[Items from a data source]
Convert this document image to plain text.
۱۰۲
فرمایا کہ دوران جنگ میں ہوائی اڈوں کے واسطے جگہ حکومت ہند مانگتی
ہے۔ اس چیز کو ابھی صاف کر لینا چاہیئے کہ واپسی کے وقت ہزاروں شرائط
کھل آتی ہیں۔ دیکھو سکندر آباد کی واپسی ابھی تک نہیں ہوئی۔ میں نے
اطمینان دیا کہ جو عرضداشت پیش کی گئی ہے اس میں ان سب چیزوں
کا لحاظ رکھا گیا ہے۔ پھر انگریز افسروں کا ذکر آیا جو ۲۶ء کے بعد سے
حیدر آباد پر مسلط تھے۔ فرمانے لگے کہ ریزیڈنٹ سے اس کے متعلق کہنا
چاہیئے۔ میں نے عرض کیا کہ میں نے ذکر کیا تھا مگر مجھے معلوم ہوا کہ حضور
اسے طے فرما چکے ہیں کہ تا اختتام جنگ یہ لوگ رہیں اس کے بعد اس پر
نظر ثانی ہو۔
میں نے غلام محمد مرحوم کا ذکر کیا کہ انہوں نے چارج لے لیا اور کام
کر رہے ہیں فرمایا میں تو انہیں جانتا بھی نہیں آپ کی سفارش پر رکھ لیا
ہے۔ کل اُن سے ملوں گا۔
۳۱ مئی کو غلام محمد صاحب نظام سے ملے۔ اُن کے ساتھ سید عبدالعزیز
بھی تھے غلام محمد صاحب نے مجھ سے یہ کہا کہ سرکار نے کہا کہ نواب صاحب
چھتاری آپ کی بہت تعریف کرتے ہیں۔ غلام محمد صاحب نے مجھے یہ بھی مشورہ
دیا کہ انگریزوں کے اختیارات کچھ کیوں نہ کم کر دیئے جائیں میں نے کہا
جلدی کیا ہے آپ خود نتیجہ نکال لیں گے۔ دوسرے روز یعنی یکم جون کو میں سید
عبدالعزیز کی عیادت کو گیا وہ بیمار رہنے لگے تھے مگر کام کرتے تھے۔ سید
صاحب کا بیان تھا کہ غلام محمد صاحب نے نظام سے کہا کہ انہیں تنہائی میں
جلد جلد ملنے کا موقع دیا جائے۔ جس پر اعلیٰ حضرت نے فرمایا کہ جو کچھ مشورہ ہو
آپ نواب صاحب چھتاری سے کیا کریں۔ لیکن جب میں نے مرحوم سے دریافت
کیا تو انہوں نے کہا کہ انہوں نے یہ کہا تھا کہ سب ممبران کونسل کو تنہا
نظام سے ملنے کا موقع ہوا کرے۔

What the task asks:
Find each line that has the word "غلام", then copy it out.

Task output:
میں نے غلام محمد مرحوم کا ذکر کیا کہ انہوں نے چارج لے لیا اور کام
۳۱ مئی کو غلام محمد صاحب نظام سے ملے۔ اُن کے ساتھ سید عبدالعزیز
بھی تھے غلام محمد صاحب نے مجھ سے یہ کہا کہ سرکار نے کہا کہ نواب صاحب
چھتاری آپ کی بہت تعریف کرتے ہیں۔ غلام محمد صاحب نے مجھے یہ بھی مشورہ
صاحب کا بیان تھا کہ غلام محمد صاحب نے نظام سے کہا کہ انہیں تنہائی میں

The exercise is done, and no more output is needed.